## What is asked
Write out every record in full, exactly as written, please.

## Working data
◇ ◇ ◇ ◇ ◇ ◇ ◇

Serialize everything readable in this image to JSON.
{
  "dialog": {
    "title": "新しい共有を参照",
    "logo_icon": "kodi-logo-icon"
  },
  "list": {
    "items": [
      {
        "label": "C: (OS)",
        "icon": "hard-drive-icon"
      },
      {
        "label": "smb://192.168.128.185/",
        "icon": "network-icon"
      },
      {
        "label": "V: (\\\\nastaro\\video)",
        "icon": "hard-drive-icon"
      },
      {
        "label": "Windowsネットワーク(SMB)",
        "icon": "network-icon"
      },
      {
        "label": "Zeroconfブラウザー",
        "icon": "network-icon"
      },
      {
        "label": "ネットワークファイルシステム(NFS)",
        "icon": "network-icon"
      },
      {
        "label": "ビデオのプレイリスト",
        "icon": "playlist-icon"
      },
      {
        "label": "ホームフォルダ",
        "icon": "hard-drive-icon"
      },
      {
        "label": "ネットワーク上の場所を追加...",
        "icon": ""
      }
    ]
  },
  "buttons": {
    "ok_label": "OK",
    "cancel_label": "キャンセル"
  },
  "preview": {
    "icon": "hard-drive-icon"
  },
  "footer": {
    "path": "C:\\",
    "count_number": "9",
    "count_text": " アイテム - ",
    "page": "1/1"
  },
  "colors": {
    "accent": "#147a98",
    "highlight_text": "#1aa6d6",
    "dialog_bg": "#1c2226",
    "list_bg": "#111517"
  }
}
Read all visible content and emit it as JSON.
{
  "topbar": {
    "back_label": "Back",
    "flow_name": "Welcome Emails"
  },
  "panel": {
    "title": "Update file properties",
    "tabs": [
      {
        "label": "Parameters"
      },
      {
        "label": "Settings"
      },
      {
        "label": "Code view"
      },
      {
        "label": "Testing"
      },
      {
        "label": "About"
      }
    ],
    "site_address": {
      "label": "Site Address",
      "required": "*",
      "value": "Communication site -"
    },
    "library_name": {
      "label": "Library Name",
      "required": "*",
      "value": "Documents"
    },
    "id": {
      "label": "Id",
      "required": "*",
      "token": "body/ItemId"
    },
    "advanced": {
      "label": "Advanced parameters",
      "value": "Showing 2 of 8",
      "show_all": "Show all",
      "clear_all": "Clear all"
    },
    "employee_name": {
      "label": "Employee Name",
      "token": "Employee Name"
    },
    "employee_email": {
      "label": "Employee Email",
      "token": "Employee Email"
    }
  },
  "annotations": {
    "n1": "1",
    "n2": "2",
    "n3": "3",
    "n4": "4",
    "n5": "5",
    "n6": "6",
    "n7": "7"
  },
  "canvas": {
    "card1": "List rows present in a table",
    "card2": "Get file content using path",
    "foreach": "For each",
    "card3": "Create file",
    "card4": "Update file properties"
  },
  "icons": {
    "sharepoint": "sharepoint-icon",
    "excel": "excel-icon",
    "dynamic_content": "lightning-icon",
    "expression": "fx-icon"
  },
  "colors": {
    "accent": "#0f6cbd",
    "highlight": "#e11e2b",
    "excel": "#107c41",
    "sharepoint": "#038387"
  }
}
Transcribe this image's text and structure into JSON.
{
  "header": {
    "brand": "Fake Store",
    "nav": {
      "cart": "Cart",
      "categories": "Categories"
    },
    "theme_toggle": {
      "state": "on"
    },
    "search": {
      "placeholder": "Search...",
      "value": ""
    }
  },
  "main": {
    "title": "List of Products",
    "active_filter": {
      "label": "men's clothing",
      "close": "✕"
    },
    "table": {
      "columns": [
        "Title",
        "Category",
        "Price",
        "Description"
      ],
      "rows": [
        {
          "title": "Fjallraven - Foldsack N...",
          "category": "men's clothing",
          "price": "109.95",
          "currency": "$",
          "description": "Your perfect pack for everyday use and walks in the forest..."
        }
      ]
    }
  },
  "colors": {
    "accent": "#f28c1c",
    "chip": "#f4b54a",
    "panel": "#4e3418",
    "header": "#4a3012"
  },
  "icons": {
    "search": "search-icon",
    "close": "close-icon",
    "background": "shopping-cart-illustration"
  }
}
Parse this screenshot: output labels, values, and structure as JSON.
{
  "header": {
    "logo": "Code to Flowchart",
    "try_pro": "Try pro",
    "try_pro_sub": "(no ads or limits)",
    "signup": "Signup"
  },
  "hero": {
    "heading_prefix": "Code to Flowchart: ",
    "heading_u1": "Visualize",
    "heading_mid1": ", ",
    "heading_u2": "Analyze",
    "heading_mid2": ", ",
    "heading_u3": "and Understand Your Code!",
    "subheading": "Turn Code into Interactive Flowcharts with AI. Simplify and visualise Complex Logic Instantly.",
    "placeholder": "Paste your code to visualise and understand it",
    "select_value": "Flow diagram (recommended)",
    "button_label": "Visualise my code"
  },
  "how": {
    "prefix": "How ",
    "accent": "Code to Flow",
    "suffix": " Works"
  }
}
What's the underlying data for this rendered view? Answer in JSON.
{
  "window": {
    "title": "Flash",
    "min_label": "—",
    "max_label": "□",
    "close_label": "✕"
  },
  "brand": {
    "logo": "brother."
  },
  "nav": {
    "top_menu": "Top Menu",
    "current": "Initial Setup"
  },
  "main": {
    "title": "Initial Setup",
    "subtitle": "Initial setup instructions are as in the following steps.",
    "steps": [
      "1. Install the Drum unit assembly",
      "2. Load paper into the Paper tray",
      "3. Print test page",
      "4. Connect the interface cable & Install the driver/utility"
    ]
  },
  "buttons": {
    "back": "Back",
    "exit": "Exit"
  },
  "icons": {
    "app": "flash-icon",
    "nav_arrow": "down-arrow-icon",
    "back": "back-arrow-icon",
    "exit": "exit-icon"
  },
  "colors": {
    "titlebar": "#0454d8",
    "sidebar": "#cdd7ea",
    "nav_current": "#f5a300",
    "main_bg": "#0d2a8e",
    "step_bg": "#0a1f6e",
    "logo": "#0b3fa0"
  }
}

◇ ◇ ◇ ◇ ◇ ◇ ◇

## Task output
Serialize everything readable in this image to JSON.
{
  "dialog": {
    "title": "新しい共有を参照",
    "logo_icon": "kodi-logo-icon"
  },
  "list": {
    "items": [
      {
        "label": "C: (OS)",
        "icon": "hard-drive-icon"
      },
      {
        "label": "smb://192.168.128.185/",
        "icon": "network-icon"
      },
      {
        "label": "V: (\\\\nastaro\\video)",
        "icon": "hard-drive-icon"
      },
      {
        "label": "Windowsネットワーク(SMB)",
        "icon": "network-icon"
      },
      {
        "label": "Zeroconfブラウザー",
        "icon": "network-icon"
      },
      {
        "label": "ネットワークファイルシステム(NFS)",
        "icon": "network-icon"
      },
      {
        "label": "ビデオのプレイリスト",
        "icon": "playlist-icon"
      },
      {
        "label": "ホームフォルダ",
        "icon": "hard-drive-icon"
      },
      {
        "label": "ネットワーク上の場所を追加...",
        "icon": ""
      }
    ]
  },
  "buttons": {
    "ok_label": "OK",
    "cancel_label": "キャンセル"
  },
  "preview": {
    "icon": "hard-drive-icon"
  },
  "footer": {
    "path": "C:\\",
    "count_number": "9",
    "count_text": " アイテム - ",
    "page": "1/1"
  },
  "colors": {
    "accent": "#147a98",
    "highlight_text": "#1aa6d6",
    "dialog_bg": "#1c2226",
    "list_bg": "#111517"
  }
}
Read all visible content and emit it as JSON.
{
  "topbar": {
    "back_label": "Back",
    "flow_name": "Welcome Emails"
  },
  "panel": {
    "title": "Update file properties",
    "tabs": [
      {
        "label": "Parameters"
      },
      {
        "label": "Settings"
      },
      {
        "label": "Code view"
      },
      {
        "label": "Testing"
      },
      {
        "label": "About"
      }
    ],
    "site_address": {
      "label": "Site Address",
      "required": "*",
      "value": "Communication site -"
    },
    "library_name": {
      "label": "Library Name",
      "required": "*",
      "value": "Documents"
    },
    "id": {
      "label": "Id",
      "required": "*",
      "token": "body/ItemId"
    },
    "advanced": {
      "label": "Advanced parameters",
      "value": "Showing 2 of 8",
      "show_all": "Show all",
      "clear_all": "Clear all"
    },
    "employee_name": {
      "label": "Employee Name",
      "token": "Employee Name"
    },
    "employee_email": {
      "label": "Employee Email",
      "token": "Employee Email"
    }
  },
  "annotations": {
    "n1": "1",
    "n2": "2",
    "n3": "3",
    "n4": "4",
    "n5": "5",
    "n6": "6",
    "n7": "7"
  },
  "canvas": {
    "card1": "List rows present in a table",
    "card2": "Get file content using path",
    "foreach": "For each",
    "card3": "Create file",
    "card4": "Update file properties"
  },
  "icons": {
    "sharepoint": "sharepoint-icon",
    "excel": "excel-icon",
    "dynamic_content": "lightning-icon",
    "expression": "fx-icon"
  },
  "colors": {
    "accent": "#0f6cbd",
    "highlight": "#e11e2b",
    "excel": "#107c41",
    "sharepoint": "#038387"
  }
}
Transcribe this image's text and structure into JSON.
{
  "header": {
    "brand": "Fake Store",
    "nav": {
      "cart": "Cart",
      "categories": "Categories"
    },
    "theme_toggle": {
      "state": "on"
    },
    "search": {
      "placeholder": "Search...",
      "value": ""
    }
  },
  "main": {
    "title": "List of Products",
    "active_filter": {
      "label": "men's clothing",
      "close": "✕"
    },
    "table": {
      "columns": [
        "Title",
        "Category",
        "Price",
        "Description"
      ],
      "rows": [
        {
          "title": "Fjallraven - Foldsack N...",
          "category": "men's clothing",
          "price": "109.95",
          "currency": "$",
          "description": "Your perfect pack for everyday use and walks in the forest..."
        }
      ]
    }
  },
  "colors": {
    "accent": "#f28c1c",
    "chip": "#f4b54a",
    "panel": "#4e3418",
    "header": "#4a3012"
  },
  "icons": {
    "search": "search-icon",
    "close": "close-icon",
    "background": "shopping-cart-illustration"
  }
}
Parse this screenshot: output labels, values, and structure as JSON.
{
  "header": {
    "logo": "Code to Flowchart",
    "try_pro": "Try pro",
    "try_pro_sub": "(no ads or limits)",
    "signup": "Signup"
  },
  "hero": {
    "heading_prefix": "Code to Flowchart: ",
    "heading_u1": "Visualize",
    "heading_mid1": ", ",
    "heading_u2": "Analyze",
    "heading_mid2": ", ",
    "heading_u3": "and Understand Your Code!",
    "subheading": "Turn Code into Interactive Flowcharts with AI. Simplify and visualise Complex Logic Instantly.",
    "placeholder": "Paste your code to visualise and understand it",
    "select_value": "Flow diagram (recommended)",
    "button_label": "Visualise my code"
  },
  "how": {
    "prefix": "How ",
    "accent": "Code to Flow",
    "suffix": " Works"
  }
}
What's the underlying data for this rendered view? Answer in JSON.
{
  "window": {
    "title": "Flash",
    "min_label": "—",
    "max_label": "□",
    "close_label": "✕"
  },
  "brand": {
    "logo": "brother."
  },
  "nav": {
    "top_menu": "Top Menu",
    "current": "Initial Setup"
  },
  "main": {
    "title": "Initial Setup",
    "subtitle": "Initial setup instructions are as in the following steps.",
    "steps": [
      "1. Install the Drum unit assembly",
      "2. Load paper into the Paper tray",
      "3. Print test page",
      "4. Connect the interface cable & Install the driver/utility"
    ]
  },
  "buttons": {
    "back": "Back",
    "exit": "Exit"
  },
  "icons": {
    "app": "flash-icon",
    "nav_arrow": "down-arrow-icon",
    "back": "back-arrow-icon",
    "exit": "exit-icon"
  },
  "colors": {
    "titlebar": "#0454d8",
    "sidebar": "#cdd7ea",
    "nav_current": "#f5a300",
    "main_bg": "#0d2a8e",
    "step_bg": "#0a1f6e",
    "logo": "#0b3fa0"
  }
}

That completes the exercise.